Algunos creían que no iba a llegar nunca, pero ya está aquí: “Romeo muerto”, el primer cómic de Santiago Sequeiros en más de dos décadas y un regreso alucinado al territorio de La Mala Pena. El autor nos cuenta qué ha pasado con su obra, con su cuerpo y con su mente en el transcurso de estos años.
En el camino de una viñeta a la siguiente, dibujar un cómic es, ante todo, construir la partitura de un ritmo para la mirada. Con cada una de sus obras, publicadas durante los años noventa, Santiago Sequeiros (Buenos Aires, 1971) gestó la música de un territorio mítico, La Mala Pena, en el que una polifonía de voces y relatos fue dando forma a la ciudad que, en “Romeo muerto” (Reservoir Books, 2021), alcanza su plenitud. “Romeo muerto” se ha hecho esperar más de veinte años, como un arrebato a medio camino entre la prosa de Valle-Inclán, el cine experimental de Buñuel, Maya Deren o Stan Brakhage y un descenso por los círculos interiores de La Mala Pena con la voz poética de Sequeiros como Virgilio.

━━━━━━━━━━

■ **OBJETIVO 1**:
Nombra a los cineastas del cine experimental que cita el fragmento sobre "Romeo muerto".
■ **OBJETIVO 2**:
Devuelve sin cambios la parte del fragmento sobre "Romeo muerto" que va desde "Algunos creían que" hasta "de estos años.", ambas incluidas.

■ **EXTRACTO DE DATOS**:
━━━━━━━━━━

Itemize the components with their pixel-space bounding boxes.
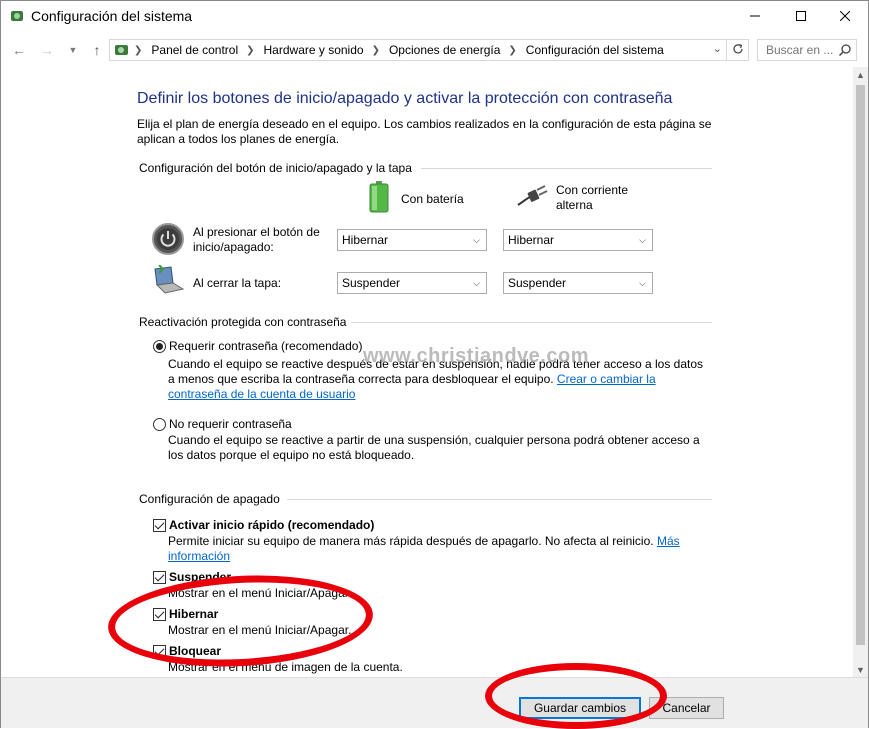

━━━━━━━━━━

■ **RESULTADO 1**:
Buñuel, Maya Deren y Stan Brakhage

■ **RESULTADO 2**:
Algunos creían que no iba a llegar nunca, pero ya está aquí: “Romeo muerto”, el primer cómic de Santiago Sequeiros en más de dos décadas y un regreso alucinado al territorio de La Mala Pena. El autor nos cuenta qué ha pasado con su obra, con su cuerpo y con su mente en el transcurso de estos años.